*WORK REQUIRED*
Every entry below should be transcribed exactly; pictures stay out of the copy.
— Start —
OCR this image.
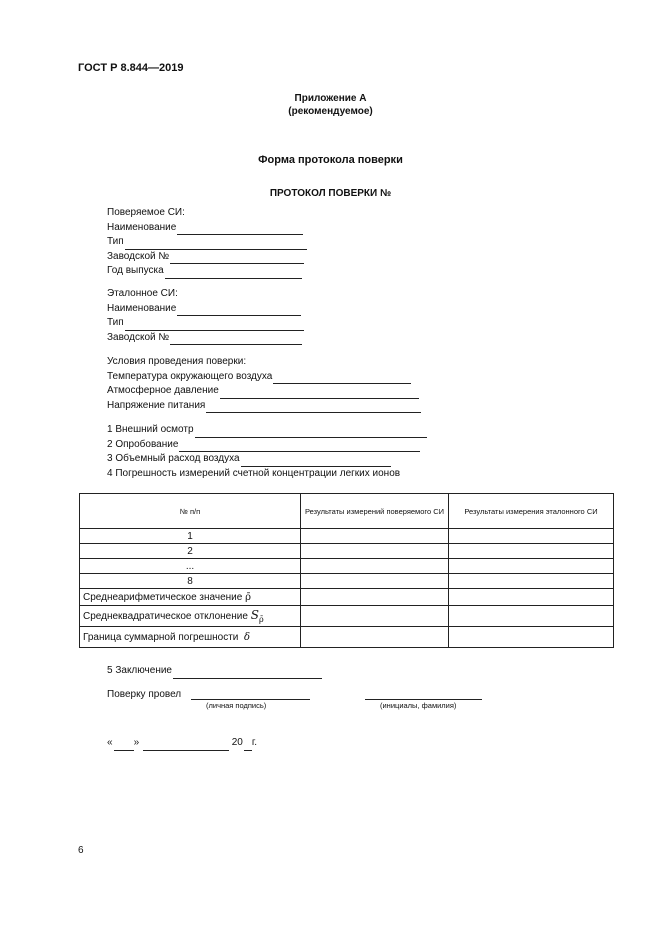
ГОСТ Р 8.844—2019
Приложение А
(рекомендуемое)
Форма протокола поверки
ПРОТОКОЛ ПОВЕРКИ №
Поверяемое СИ:
Наименование
Тип
Заводской №
Год выпуска
Эталонное СИ:
Наименование
Тип
Заводской №
Условия проведения поверки:
Температура окружающего воздуха
Атмосферное давление
Напряжение питания
1 Внешний осмотр
2 Опробование
3 Объемный расход воздуха
4 Погрешность измерений счетной концентрации легких ионов
№ п/п	Результаты измерений поверяемого СИ	Результаты измерения эталонного СИ
1		
2		
...		
8		
Среднеарифметическое значение ρ̄		
Среднеквадратическое отклонение $S_{\rhō}$		
Граница суммарной погрешности δ		
5 Заключение
Поверку провел
(личная подпись)	(инициалы, фамилия)
« »

	20 г.
6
— End —
*EXERCISE OUTPUT*
OCR this image.
ГОСТ Р 8.844—2019
Приложение А
(рекомендуемое)
Форма протокола поверки
ПРОТОКОЛ ПОВЕРКИ №
Поверяемое СИ:
Наименование
Тип
Заводской №
Год выпуска
Эталонное СИ:
Наименование
Тип
Заводской №
Условия проведения поверки:
Температура окружающего воздуха
Атмосферное давление
Напряжение питания
1 Внешний осмотр
2 Опробование
3 Объемный расход воздуха
4 Погрешность измерений счетной концентрации легких ионов
№ п/п	Результаты измерений поверяемого СИ	Результаты измерения эталонного СИ
1		
2		
...		
8		
Среднеарифметическое значение ρ̄		
Среднеквадратическое отклонение $S_{\rhō}$		
Граница суммарной погрешности δ		
5 Заключение
Поверку провел
(личная подпись)	(инициалы, фамилия)
« »

	20 г.
6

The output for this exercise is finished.